• Listed entries:
=-=-=

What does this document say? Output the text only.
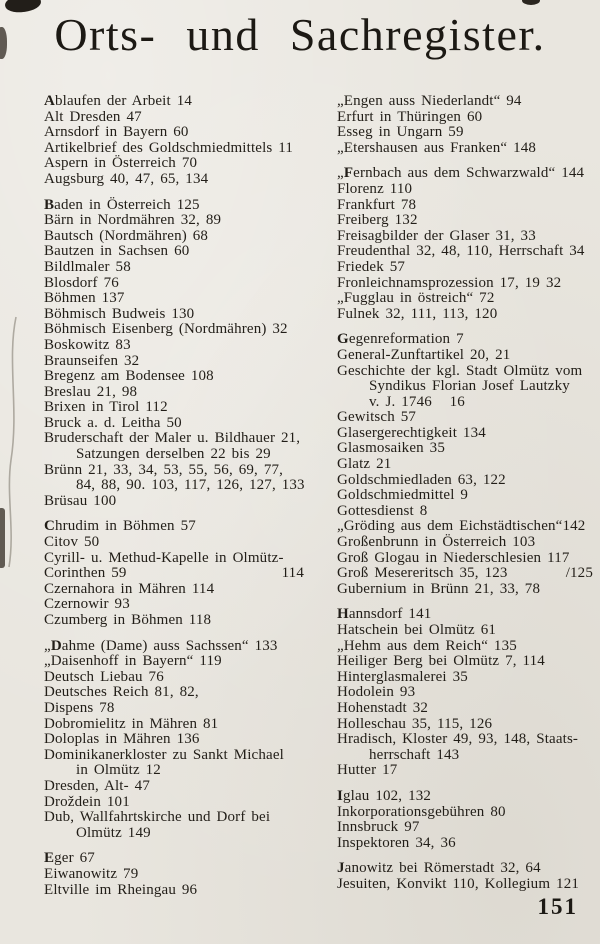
Orts- und Sachregister.
Ablaufen der Arbeit 14
Alt Dresden 47
Arnsdorf in Bayern 60
Artikelbrief des Goldschmiedmittels 11
Aspern in Österreich 70
Augsburg 40, 47, 65, 134
Baden in Österreich 125
Bärn in Nordmähren 32, 89
Bautsch (Nordmähren) 68
Bautzen in Sachsen 60
Bildlmaler 58
Blosdorf 76
Böhmen 137
Böhmisch Budweis 130
Böhmisch Eisenberg (Nordmähren) 32
Boskowitz 83
Braunseifen 32
Bregenz am Bodensee 108
Breslau 21, 98
Brixen in Tirol 112
Bruck a. d. Leitha 50
Bruderschaft der Maler u. Bildhauer 21,
Satzungen derselben 22 bis 29
Brünn 21, 33, 34, 53, 55, 56, 69, 77,
84, 88, 90. 103, 117, 126, 127, 133
Brüsau 100
Chrudim in Böhmen 57
Citov 50
Cyrill- u. Methud-Kapelle in Olmütz-
Corinthen 59	114
Czernahora in Mähren 114
Czernowir 93
Czumberg in Böhmen 118
„Dahme (Dame) auss Sachssen“ 133
„Daisenhoff in Bayern“ 119
Deutsch Liebau 76
Deutsches Reich 81, 82,
Dispens 78
Dobromielitz in Mähren 81
Doloplas in Mähren 136
Dominikanerkloster zu Sankt Michael
in Olmütz 12
Dresden, Alt- 47
Droždein 101
Dub, Wallfahrtskirche und Dorf bei
Olmütz 149
Eger 67
Eiwanowitz 79
Eltville im Rheingau 96
„Engen auss Niederlandt“ 94
Erfurt in Thüringen 60
Esseg in Ungarn 59
„Etershausen aus Franken“ 148
„Fernbach aus dem Schwarzwald“ 144
Florenz 110
Frankfurt 78
Freiberg 132
Freisagbilder der Glaser 31, 33
Freudenthal 32, 48, 110, Herrschaft 34
Friedek 57
Fronleichnamsprozession 17, 19 32
„Fugglau in östreich“ 72
Fulnek 32, 111, 113, 120
Gegenreformation 7
General-Zunftartikel 20, 21
Geschichte der kgl. Stadt Olmütz vom
Syndikus Florian Josef Lautzky
v. J. 1746   16
Gewitsch 57
Glasergerechtigkeit 134
Glasmosaiken 35
Glatz 21
Goldschmiedladen 63, 122
Goldschmiedmittel 9
Gottesdienst 8
„Gröding aus dem Eichstädtischen“142
Großenbrunn in Österreich 103
Groß Glogau in Niederschlesien 117
Groß Mesereritsch 35, 123	/125
Gubernium in Brünn 21, 33, 78
Hannsdorf 141
Hatschein bei Olmütz 61
„Hehm aus dem Reich“ 135
Heiliger Berg bei Olmütz 7, 114
Hinterglasmalerei 35
Hodolein 93
Hohenstadt 32
Holleschau 35, 115, 126
Hradisch, Kloster 49, 93, 148, Staats-
herrschaft 143
Hutter 17
Iglau 102, 132
Inkorporationsgebühren 80
Innsbruck 97
Inspektoren 34, 36
Janowitz bei Römerstadt 32, 64
Jesuiten, Konvikt 110, Kollegium 121
151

=-=-=

• Task details:
Write out each line of the data exactly; the images should be left out.

• Output for this exercise:
What does this document say? Output the text only.
Orts- und Sachregister.
Ablaufen der Arbeit 14
Alt Dresden 47
Arnsdorf in Bayern 60
Artikelbrief des Goldschmiedmittels 11
Aspern in Österreich 70
Augsburg 40, 47, 65, 134
Baden in Österreich 125
Bärn in Nordmähren 32, 89
Bautsch (Nordmähren) 68
Bautzen in Sachsen 60
Bildlmaler 58
Blosdorf 76
Böhmen 137
Böhmisch Budweis 130
Böhmisch Eisenberg (Nordmähren) 32
Boskowitz 83
Braunseifen 32
Bregenz am Bodensee 108
Breslau 21, 98
Brixen in Tirol 112
Bruck a. d. Leitha 50
Bruderschaft der Maler u. Bildhauer 21,
Satzungen derselben 22 bis 29
Brünn 21, 33, 34, 53, 55, 56, 69, 77,
84, 88, 90. 103, 117, 126, 127, 133
Brüsau 100
Chrudim in Böhmen 57
Citov 50
Cyrill- u. Methud-Kapelle in Olmütz-
Corinthen 59	114
Czernahora in Mähren 114
Czernowir 93
Czumberg in Böhmen 118
„Dahme (Dame) auss Sachssen“ 133
„Daisenhoff in Bayern“ 119
Deutsch Liebau 76
Deutsches Reich 81, 82,
Dispens 78
Dobromielitz in Mähren 81
Doloplas in Mähren 136
Dominikanerkloster zu Sankt Michael
in Olmütz 12
Dresden, Alt- 47
Droždein 101
Dub, Wallfahrtskirche und Dorf bei
Olmütz 149
Eger 67
Eiwanowitz 79
Eltville im Rheingau 96
„Engen auss Niederlandt“ 94
Erfurt in Thüringen 60
Esseg in Ungarn 59
„Etershausen aus Franken“ 148
„Fernbach aus dem Schwarzwald“ 144
Florenz 110
Frankfurt 78
Freiberg 132
Freisagbilder der Glaser 31, 33
Freudenthal 32, 48, 110, Herrschaft 34
Friedek 57
Fronleichnamsprozession 17, 19 32
„Fugglau in östreich“ 72
Fulnek 32, 111, 113, 120
Gegenreformation 7
General-Zunftartikel 20, 21
Geschichte der kgl. Stadt Olmütz vom
Syndikus Florian Josef Lautzky
v. J. 1746   16
Gewitsch 57
Glasergerechtigkeit 134
Glasmosaiken 35
Glatz 21
Goldschmiedladen 63, 122
Goldschmiedmittel 9
Gottesdienst 8
„Gröding aus dem Eichstädtischen“142
Großenbrunn in Österreich 103
Groß Glogau in Niederschlesien 117
Groß Mesereritsch 35, 123	/125
Gubernium in Brünn 21, 33, 78
Hannsdorf 141
Hatschein bei Olmütz 61
„Hehm aus dem Reich“ 135
Heiliger Berg bei Olmütz 7, 114
Hinterglasmalerei 35
Hodolein 93
Hohenstadt 32
Holleschau 35, 115, 126
Hradisch, Kloster 49, 93, 148, Staats-
herrschaft 143
Hutter 17
Iglau 102, 132
Inkorporationsgebühren 80
Innsbruck 97
Inspektoren 34, 36
Janowitz bei Römerstadt 32, 64
Jesuiten, Konvikt 110, Kollegium 121
151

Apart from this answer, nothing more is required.